____ Records for the task

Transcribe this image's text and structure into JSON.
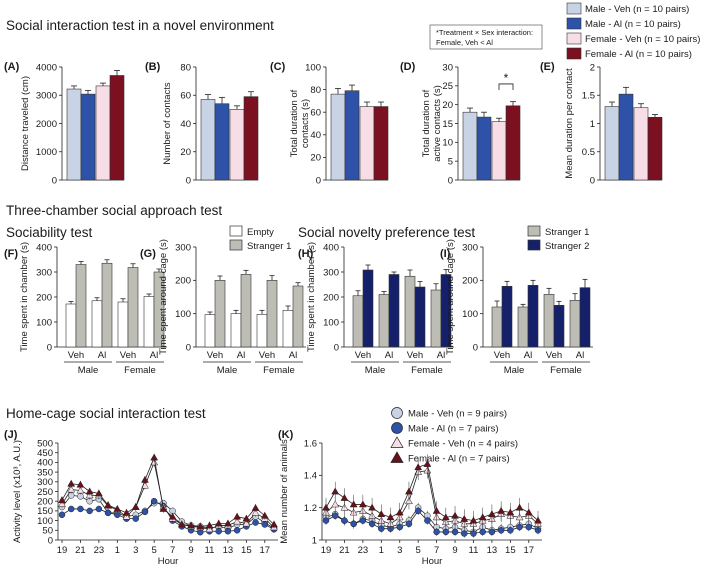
{
  "sections": {
    "s1": "Social interaction test in a novel environment",
    "s2": "Three-chamber social approach test",
    "s2a": "Sociability test",
    "s2b": "Social novelty preference test",
    "s3": "Home-cage social interaction test"
  },
  "annotation": {
    "line1": "*Treatment × Sex interaction:",
    "line2": "Female, Veh < Al"
  },
  "significance": "*",
  "legend_top": [
    {
      "label": "Male - Veh (n = 10 pairs)",
      "color": "#c9d3e6"
    },
    {
      "label": "Male - Al (n = 10 pairs)",
      "color": "#2d52a8"
    },
    {
      "label": "Female - Veh (n = 10 pairs)",
      "color": "#f7dde6"
    },
    {
      "label": "Female - Al (n = 10 pairs)",
      "color": "#7a1020"
    }
  ],
  "legend_soc": [
    {
      "label": "Empty",
      "color": "#ffffff"
    },
    {
      "label": "Stranger 1",
      "color": "#bdbdb6"
    }
  ],
  "legend_nov": [
    {
      "label": "Stranger 1",
      "color": "#bdbdb6"
    },
    {
      "label": "Stranger 2",
      "color": "#14206a"
    }
  ],
  "legend_home": [
    {
      "label": "Male - Veh (n = 9 pairs)",
      "marker": "circle",
      "color": "#c9d3e6"
    },
    {
      "label": "Male - Al (n = 7 pairs)",
      "marker": "circle",
      "color": "#2d52a8"
    },
    {
      "label": "Female - Veh (n = 4 pairs)",
      "marker": "triangle",
      "color": "#f7dde6"
    },
    {
      "label": "Female - Al (n = 7 pairs)",
      "marker": "triangle",
      "color": "#6b1018"
    }
  ],
  "chart_data": [
    {
      "panel": "(A)",
      "type": "bar",
      "ylabel": "Distance traveled (cm)",
      "ylim": [
        0,
        4000
      ],
      "yticks": [
        0,
        1000,
        2000,
        3000,
        4000
      ],
      "groups": [
        "Male - Veh",
        "Male - Al",
        "Female - Veh",
        "Female - Al"
      ],
      "values": [
        3220,
        3040,
        3330,
        3700
      ],
      "errors": [
        110,
        130,
        100,
        180
      ]
    },
    {
      "panel": "(B)",
      "type": "bar",
      "ylabel": "Number of contacts",
      "ylim": [
        0,
        80
      ],
      "yticks": [
        0,
        20,
        40,
        60,
        80
      ],
      "groups": [
        "Male - Veh",
        "Male - Al",
        "Female - Veh",
        "Female - Al"
      ],
      "values": [
        57,
        54,
        50,
        59
      ],
      "errors": [
        3.5,
        4.5,
        2.5,
        3.5
      ]
    },
    {
      "panel": "(C)",
      "type": "bar",
      "ylabel": "Total duration of contacts (s)",
      "ylim": [
        0,
        100
      ],
      "yticks": [
        0,
        20,
        40,
        60,
        80,
        100
      ],
      "groups": [
        "Male - Veh",
        "Male - Al",
        "Female - Veh",
        "Female - Al"
      ],
      "values": [
        76,
        79,
        65,
        65
      ],
      "errors": [
        5,
        5,
        4,
        4
      ]
    },
    {
      "panel": "(D)",
      "type": "bar",
      "ylabel": "Total duration of active contacts (s)",
      "ylim": [
        0,
        30
      ],
      "yticks": [
        0,
        5,
        10,
        15,
        20,
        25,
        30
      ],
      "groups": [
        "Male - Veh",
        "Male - Al",
        "Female - Veh",
        "Female - Al"
      ],
      "values": [
        18,
        16.7,
        15.5,
        19.7
      ],
      "errors": [
        1.1,
        1.3,
        0.9,
        1.1
      ]
    },
    {
      "panel": "(E)",
      "type": "bar",
      "ylabel": "Mean duration per contact",
      "ylim": [
        0,
        2
      ],
      "yticks": [
        0,
        0.5,
        1,
        1.5,
        2
      ],
      "groups": [
        "Male - Veh",
        "Male - Al",
        "Female - Veh",
        "Female - Al"
      ],
      "values": [
        1.3,
        1.52,
        1.28,
        1.11
      ],
      "errors": [
        0.08,
        0.12,
        0.07,
        0.05
      ]
    },
    {
      "panel": "(F)",
      "type": "bar",
      "ylabel": "Time spent in chamber (s)",
      "ylim": [
        0,
        400
      ],
      "yticks": [
        0,
        100,
        200,
        300,
        400
      ],
      "categories": [
        "Veh",
        "Al",
        "Veh",
        "Al"
      ],
      "sex": [
        "Male",
        "Female"
      ],
      "series": [
        {
          "name": "Empty",
          "values": [
            172,
            185,
            180,
            202
          ],
          "errors": [
            10,
            12,
            13,
            10
          ]
        },
        {
          "name": "Stranger 1",
          "values": [
            330,
            335,
            318,
            300
          ],
          "errors": [
            12,
            14,
            15,
            12
          ]
        }
      ]
    },
    {
      "panel": "(G)",
      "type": "bar",
      "ylabel": "Time spent around cage (s)",
      "ylim": [
        0,
        300
      ],
      "yticks": [
        0,
        100,
        200,
        300
      ],
      "categories": [
        "Veh",
        "Al",
        "Veh",
        "Al"
      ],
      "sex": [
        "Male",
        "Female"
      ],
      "series": [
        {
          "name": "Empty",
          "values": [
            97,
            100,
            98,
            110
          ],
          "errors": [
            8,
            10,
            12,
            13
          ]
        },
        {
          "name": "Stranger 1",
          "values": [
            200,
            218,
            200,
            183
          ],
          "errors": [
            13,
            12,
            14,
            10
          ]
        }
      ]
    },
    {
      "panel": "(H)",
      "type": "bar",
      "ylabel": "Time spent in chamber (s)",
      "ylim": [
        0,
        400
      ],
      "yticks": [
        0,
        100,
        200,
        300,
        400
      ],
      "categories": [
        "Veh",
        "Al",
        "Veh",
        "Al"
      ],
      "sex": [
        "Male",
        "Female"
      ],
      "series": [
        {
          "name": "Stranger 1",
          "values": [
            205,
            210,
            283,
            228
          ],
          "errors": [
            20,
            12,
            25,
            25
          ]
        },
        {
          "name": "Stranger 2",
          "values": [
            308,
            290,
            240,
            290
          ],
          "errors": [
            20,
            10,
            22,
            20
          ]
        }
      ]
    },
    {
      "panel": "(I)",
      "type": "bar",
      "ylabel": "Time spent around cage (s)",
      "ylim": [
        0,
        300
      ],
      "yticks": [
        0,
        100,
        200,
        300
      ],
      "categories": [
        "Veh",
        "Al",
        "Veh",
        "Al"
      ],
      "sex": [
        "Male",
        "Female"
      ],
      "series": [
        {
          "name": "Stranger 1",
          "values": [
            120,
            120,
            158,
            140
          ],
          "errors": [
            18,
            8,
            18,
            20
          ]
        },
        {
          "name": "Stranger 2",
          "values": [
            182,
            185,
            125,
            178
          ],
          "errors": [
            15,
            15,
            12,
            25
          ]
        }
      ]
    },
    {
      "panel": "(J)",
      "type": "line",
      "xlabel": "Hour",
      "ylabel": "Activity level (x10³, A.U.)",
      "ylim": [
        0,
        500
      ],
      "yticks": [
        0,
        50,
        100,
        150,
        200,
        250,
        300,
        350,
        400,
        450,
        500
      ],
      "xtick_labels": [
        "19",
        "21",
        "23",
        "1",
        "3",
        "5",
        "7",
        "9",
        "11",
        "13",
        "15",
        "17"
      ],
      "hours": [
        19,
        20,
        21,
        22,
        23,
        0,
        1,
        2,
        3,
        4,
        5,
        6,
        7,
        8,
        9,
        10,
        11,
        12,
        13,
        14,
        15,
        16,
        17,
        18
      ],
      "series": [
        {
          "name": "Male - Veh",
          "values": [
            170,
            230,
            225,
            200,
            210,
            140,
            140,
            120,
            130,
            150,
            190,
            190,
            150,
            95,
            75,
            70,
            60,
            70,
            60,
            80,
            80,
            120,
            90,
            60
          ],
          "error": 15
        },
        {
          "name": "Male - Al",
          "values": [
            130,
            160,
            160,
            150,
            160,
            140,
            130,
            110,
            110,
            145,
            200,
            175,
            100,
            70,
            50,
            40,
            45,
            45,
            45,
            50,
            70,
            90,
            80,
            55
          ],
          "error": 12
        },
        {
          "name": "Female - Veh",
          "values": [
            185,
            260,
            255,
            230,
            230,
            175,
            155,
            120,
            170,
            280,
            400,
            170,
            110,
            80,
            70,
            65,
            55,
            75,
            75,
            95,
            85,
            140,
            110,
            65
          ],
          "error": 20
        },
        {
          "name": "Female - Al",
          "values": [
            205,
            290,
            285,
            250,
            240,
            180,
            160,
            140,
            170,
            310,
            425,
            160,
            120,
            80,
            75,
            70,
            75,
            85,
            85,
            120,
            110,
            165,
            125,
            80
          ],
          "error": 20
        }
      ]
    },
    {
      "panel": "(K)",
      "type": "line",
      "xlabel": "Hour",
      "ylabel": "Mean number of animals",
      "ylim": [
        1,
        1.6
      ],
      "yticks": [
        1,
        1.2,
        1.4,
        1.6
      ],
      "xtick_labels": [
        "19",
        "21",
        "23",
        "1",
        "3",
        "5",
        "7",
        "9",
        "11",
        "13",
        "15",
        "17"
      ],
      "hours": [
        19,
        20,
        21,
        22,
        23,
        0,
        1,
        2,
        3,
        4,
        5,
        6,
        7,
        8,
        9,
        10,
        11,
        12,
        13,
        14,
        15,
        16,
        17,
        18
      ],
      "series": [
        {
          "name": "Male - Veh",
          "values": [
            1.14,
            1.16,
            1.12,
            1.1,
            1.13,
            1.12,
            1.09,
            1.08,
            1.1,
            1.12,
            1.2,
            1.15,
            1.08,
            1.07,
            1.08,
            1.06,
            1.05,
            1.08,
            1.06,
            1.07,
            1.08,
            1.09,
            1.1,
            1.07
          ],
          "error": 0.03
        },
        {
          "name": "Male - Al",
          "values": [
            1.12,
            1.15,
            1.12,
            1.1,
            1.12,
            1.1,
            1.07,
            1.07,
            1.08,
            1.1,
            1.18,
            1.12,
            1.05,
            1.05,
            1.05,
            1.04,
            1.04,
            1.05,
            1.05,
            1.06,
            1.06,
            1.08,
            1.08,
            1.06
          ],
          "error": 0.025
        },
        {
          "name": "Female - Veh",
          "values": [
            1.17,
            1.22,
            1.2,
            1.17,
            1.18,
            1.15,
            1.12,
            1.1,
            1.14,
            1.24,
            1.42,
            1.43,
            1.14,
            1.11,
            1.12,
            1.1,
            1.1,
            1.12,
            1.13,
            1.16,
            1.15,
            1.14,
            1.15,
            1.1
          ],
          "error": 0.05
        },
        {
          "name": "Female - Al",
          "values": [
            1.2,
            1.3,
            1.26,
            1.22,
            1.22,
            1.2,
            1.16,
            1.14,
            1.17,
            1.3,
            1.45,
            1.47,
            1.18,
            1.14,
            1.15,
            1.13,
            1.12,
            1.14,
            1.16,
            1.18,
            1.17,
            1.2,
            1.17,
            1.12
          ],
          "error": 0.06
        }
      ]
    }
  ]
}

________

Tell how many lines in the material contain the word "test". Only the number is wanted.

• [Task response]:
5